**Instructions for the task:**
Return the records in full, exactly as given.

==*==

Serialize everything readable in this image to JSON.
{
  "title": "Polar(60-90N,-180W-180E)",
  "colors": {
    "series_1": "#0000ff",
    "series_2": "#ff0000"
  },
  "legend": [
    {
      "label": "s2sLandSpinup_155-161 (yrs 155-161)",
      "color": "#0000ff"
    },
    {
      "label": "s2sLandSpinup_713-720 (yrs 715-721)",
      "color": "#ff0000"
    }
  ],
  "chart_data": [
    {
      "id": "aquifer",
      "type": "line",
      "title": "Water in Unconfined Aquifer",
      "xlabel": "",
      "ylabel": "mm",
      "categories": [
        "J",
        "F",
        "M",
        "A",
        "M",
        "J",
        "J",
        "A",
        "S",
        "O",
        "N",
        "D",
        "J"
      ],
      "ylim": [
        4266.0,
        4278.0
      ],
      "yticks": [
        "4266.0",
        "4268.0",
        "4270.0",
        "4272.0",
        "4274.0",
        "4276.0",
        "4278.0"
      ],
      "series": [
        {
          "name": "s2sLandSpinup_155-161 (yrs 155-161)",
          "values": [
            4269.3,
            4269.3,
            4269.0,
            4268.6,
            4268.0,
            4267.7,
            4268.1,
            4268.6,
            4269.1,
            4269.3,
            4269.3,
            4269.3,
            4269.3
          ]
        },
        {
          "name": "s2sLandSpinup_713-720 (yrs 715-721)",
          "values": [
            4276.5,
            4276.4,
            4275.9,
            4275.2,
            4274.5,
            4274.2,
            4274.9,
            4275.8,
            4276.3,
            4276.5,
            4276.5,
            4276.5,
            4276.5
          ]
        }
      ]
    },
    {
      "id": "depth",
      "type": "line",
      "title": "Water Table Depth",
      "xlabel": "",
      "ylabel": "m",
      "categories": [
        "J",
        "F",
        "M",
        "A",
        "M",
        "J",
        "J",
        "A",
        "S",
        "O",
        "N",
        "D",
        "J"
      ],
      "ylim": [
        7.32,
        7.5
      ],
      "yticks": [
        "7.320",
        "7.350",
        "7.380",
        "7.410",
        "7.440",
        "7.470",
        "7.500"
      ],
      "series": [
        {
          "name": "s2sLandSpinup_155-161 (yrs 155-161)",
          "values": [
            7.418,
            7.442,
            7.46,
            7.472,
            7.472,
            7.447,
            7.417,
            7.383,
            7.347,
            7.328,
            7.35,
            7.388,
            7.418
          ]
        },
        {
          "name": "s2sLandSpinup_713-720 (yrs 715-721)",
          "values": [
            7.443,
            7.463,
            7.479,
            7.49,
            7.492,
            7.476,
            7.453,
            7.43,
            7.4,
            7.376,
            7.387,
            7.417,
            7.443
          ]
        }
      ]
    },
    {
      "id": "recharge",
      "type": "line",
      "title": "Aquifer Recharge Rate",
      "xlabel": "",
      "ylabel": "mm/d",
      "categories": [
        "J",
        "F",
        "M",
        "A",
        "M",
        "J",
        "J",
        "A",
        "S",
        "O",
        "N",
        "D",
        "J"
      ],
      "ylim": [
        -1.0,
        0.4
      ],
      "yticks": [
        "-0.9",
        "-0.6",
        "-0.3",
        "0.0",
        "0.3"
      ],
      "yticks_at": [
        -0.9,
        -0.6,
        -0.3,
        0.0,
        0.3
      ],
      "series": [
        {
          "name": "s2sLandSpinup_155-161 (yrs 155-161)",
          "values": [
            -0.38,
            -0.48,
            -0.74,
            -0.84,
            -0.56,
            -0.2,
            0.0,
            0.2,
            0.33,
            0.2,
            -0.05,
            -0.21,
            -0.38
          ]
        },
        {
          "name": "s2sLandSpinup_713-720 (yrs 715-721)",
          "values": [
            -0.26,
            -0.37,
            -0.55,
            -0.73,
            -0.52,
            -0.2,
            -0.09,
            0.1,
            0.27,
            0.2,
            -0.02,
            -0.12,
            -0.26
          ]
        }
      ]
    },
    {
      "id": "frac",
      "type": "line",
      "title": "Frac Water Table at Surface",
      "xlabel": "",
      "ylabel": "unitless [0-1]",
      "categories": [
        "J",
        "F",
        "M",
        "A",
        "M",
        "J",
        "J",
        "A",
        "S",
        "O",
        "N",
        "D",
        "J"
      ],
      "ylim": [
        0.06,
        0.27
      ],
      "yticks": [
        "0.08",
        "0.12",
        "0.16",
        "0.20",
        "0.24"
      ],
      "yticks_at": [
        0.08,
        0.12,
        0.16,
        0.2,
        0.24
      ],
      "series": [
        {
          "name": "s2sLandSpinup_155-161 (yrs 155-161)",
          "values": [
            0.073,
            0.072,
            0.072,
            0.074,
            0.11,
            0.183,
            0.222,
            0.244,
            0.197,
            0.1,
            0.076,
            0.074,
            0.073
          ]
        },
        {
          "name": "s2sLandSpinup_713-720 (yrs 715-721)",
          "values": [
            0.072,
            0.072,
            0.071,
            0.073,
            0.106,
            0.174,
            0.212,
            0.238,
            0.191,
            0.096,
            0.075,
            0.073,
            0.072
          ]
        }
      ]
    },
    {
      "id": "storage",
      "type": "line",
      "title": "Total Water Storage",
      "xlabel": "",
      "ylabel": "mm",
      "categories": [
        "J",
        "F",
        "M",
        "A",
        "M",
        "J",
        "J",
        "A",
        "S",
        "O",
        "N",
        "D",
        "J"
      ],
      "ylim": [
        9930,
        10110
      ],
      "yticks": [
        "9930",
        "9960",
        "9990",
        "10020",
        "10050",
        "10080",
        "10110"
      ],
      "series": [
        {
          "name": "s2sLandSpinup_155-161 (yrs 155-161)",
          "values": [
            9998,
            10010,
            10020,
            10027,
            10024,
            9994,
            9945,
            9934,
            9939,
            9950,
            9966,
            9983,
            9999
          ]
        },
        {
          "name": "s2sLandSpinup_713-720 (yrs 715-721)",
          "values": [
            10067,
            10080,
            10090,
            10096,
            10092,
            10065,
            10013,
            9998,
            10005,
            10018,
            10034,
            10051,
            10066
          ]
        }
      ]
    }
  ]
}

==*==

**Final result:**
Serialize everything readable in this image to JSON.
{
  "title": "Polar(60-90N,-180W-180E)",
  "colors": {
    "series_1": "#0000ff",
    "series_2": "#ff0000"
  },
  "legend": [
    {
      "label": "s2sLandSpinup_155-161 (yrs 155-161)",
      "color": "#0000ff"
    },
    {
      "label": "s2sLandSpinup_713-720 (yrs 715-721)",
      "color": "#ff0000"
    }
  ],
  "chart_data": [
    {
      "id": "aquifer",
      "type": "line",
      "title": "Water in Unconfined Aquifer",
      "xlabel": "",
      "ylabel": "mm",
      "categories": [
        "J",
        "F",
        "M",
        "A",
        "M",
        "J",
        "J",
        "A",
        "S",
        "O",
        "N",
        "D",
        "J"
      ],
      "ylim": [
        4266.0,
        4278.0
      ],
      "yticks": [
        "4266.0",
        "4268.0",
        "4270.0",
        "4272.0",
        "4274.0",
        "4276.0",
        "4278.0"
      ],
      "series": [
        {
          "name": "s2sLandSpinup_155-161 (yrs 155-161)",
          "values": [
            4269.3,
            4269.3,
            4269.0,
            4268.6,
            4268.0,
            4267.7,
            4268.1,
            4268.6,
            4269.1,
            4269.3,
            4269.3,
            4269.3,
            4269.3
          ]
        },
        {
          "name": "s2sLandSpinup_713-720 (yrs 715-721)",
          "values": [
            4276.5,
            4276.4,
            4275.9,
            4275.2,
            4274.5,
            4274.2,
            4274.9,
            4275.8,
            4276.3,
            4276.5,
            4276.5,
            4276.5,
            4276.5
          ]
        }
      ]
    },
    {
      "id": "depth",
      "type": "line",
      "title": "Water Table Depth",
      "xlabel": "",
      "ylabel": "m",
      "categories": [
        "J",
        "F",
        "M",
        "A",
        "M",
        "J",
        "J",
        "A",
        "S",
        "O",
        "N",
        "D",
        "J"
      ],
      "ylim": [
        7.32,
        7.5
      ],
      "yticks": [
        "7.320",
        "7.350",
        "7.380",
        "7.410",
        "7.440",
        "7.470",
        "7.500"
      ],
      "series": [
        {
          "name": "s2sLandSpinup_155-161 (yrs 155-161)",
          "values": [
            7.418,
            7.442,
            7.46,
            7.472,
            7.472,
            7.447,
            7.417,
            7.383,
            7.347,
            7.328,
            7.35,
            7.388,
            7.418
          ]
        },
        {
          "name": "s2sLandSpinup_713-720 (yrs 715-721)",
          "values": [
            7.443,
            7.463,
            7.479,
            7.49,
            7.492,
            7.476,
            7.453,
            7.43,
            7.4,
            7.376,
            7.387,
            7.417,
            7.443
          ]
        }
      ]
    },
    {
      "id": "recharge",
      "type": "line",
      "title": "Aquifer Recharge Rate",
      "xlabel": "",
      "ylabel": "mm/d",
      "categories": [
        "J",
        "F",
        "M",
        "A",
        "M",
        "J",
        "J",
        "A",
        "S",
        "O",
        "N",
        "D",
        "J"
      ],
      "ylim": [
        -1.0,
        0.4
      ],
      "yticks": [
        "-0.9",
        "-0.6",
        "-0.3",
        "0.0",
        "0.3"
      ],
      "yticks_at": [
        -0.9,
        -0.6,
        -0.3,
        0.0,
        0.3
      ],
      "series": [
        {
          "name": "s2sLandSpinup_155-161 (yrs 155-161)",
          "values": [
            -0.38,
            -0.48,
            -0.74,
            -0.84,
            -0.56,
            -0.2,
            0.0,
            0.2,
            0.33,
            0.2,
            -0.05,
            -0.21,
            -0.38
          ]
        },
        {
          "name": "s2sLandSpinup_713-720 (yrs 715-721)",
          "values": [
            -0.26,
            -0.37,
            -0.55,
            -0.73,
            -0.52,
            -0.2,
            -0.09,
            0.1,
            0.27,
            0.2,
            -0.02,
            -0.12,
            -0.26
          ]
        }
      ]
    },
    {
      "id": "frac",
      "type": "line",
      "title": "Frac Water Table at Surface",
      "xlabel": "",
      "ylabel": "unitless [0-1]",
      "categories": [
        "J",
        "F",
        "M",
        "A",
        "M",
        "J",
        "J",
        "A",
        "S",
        "O",
        "N",
        "D",
        "J"
      ],
      "ylim": [
        0.06,
        0.27
      ],
      "yticks": [
        "0.08",
        "0.12",
        "0.16",
        "0.20",
        "0.24"
      ],
      "yticks_at": [
        0.08,
        0.12,
        0.16,
        0.2,
        0.24
      ],
      "series": [
        {
          "name": "s2sLandSpinup_155-161 (yrs 155-161)",
          "values": [
            0.073,
            0.072,
            0.072,
            0.074,
            0.11,
            0.183,
            0.222,
            0.244,
            0.197,
            0.1,
            0.076,
            0.074,
            0.073
          ]
        },
        {
          "name": "s2sLandSpinup_713-720 (yrs 715-721)",
          "values": [
            0.072,
            0.072,
            0.071,
            0.073,
            0.106,
            0.174,
            0.212,
            0.238,
            0.191,
            0.096,
            0.075,
            0.073,
            0.072
          ]
        }
      ]
    },
    {
      "id": "storage",
      "type": "line",
      "title": "Total Water Storage",
      "xlabel": "",
      "ylabel": "mm",
      "categories": [
        "J",
        "F",
        "M",
        "A",
        "M",
        "J",
        "J",
        "A",
        "S",
        "O",
        "N",
        "D",
        "J"
      ],
      "ylim": [
        9930,
        10110
      ],
      "yticks": [
        "9930",
        "9960",
        "9990",
        "10020",
        "10050",
        "10080",
        "10110"
      ],
      "series": [
        {
          "name": "s2sLandSpinup_155-161 (yrs 155-161)",
          "values": [
            9998,
            10010,
            10020,
            10027,
            10024,
            9994,
            9945,
            9934,
            9939,
            9950,
            9966,
            9983,
            9999
          ]
        },
        {
          "name": "s2sLandSpinup_713-720 (yrs 715-721)",
          "values": [
            10067,
            10080,
            10090,
            10096,
            10092,
            10065,
            10013,
            9998,
            10005,
            10018,
            10034,
            10051,
            10066
          ]
        }
      ]
    }
  ]
}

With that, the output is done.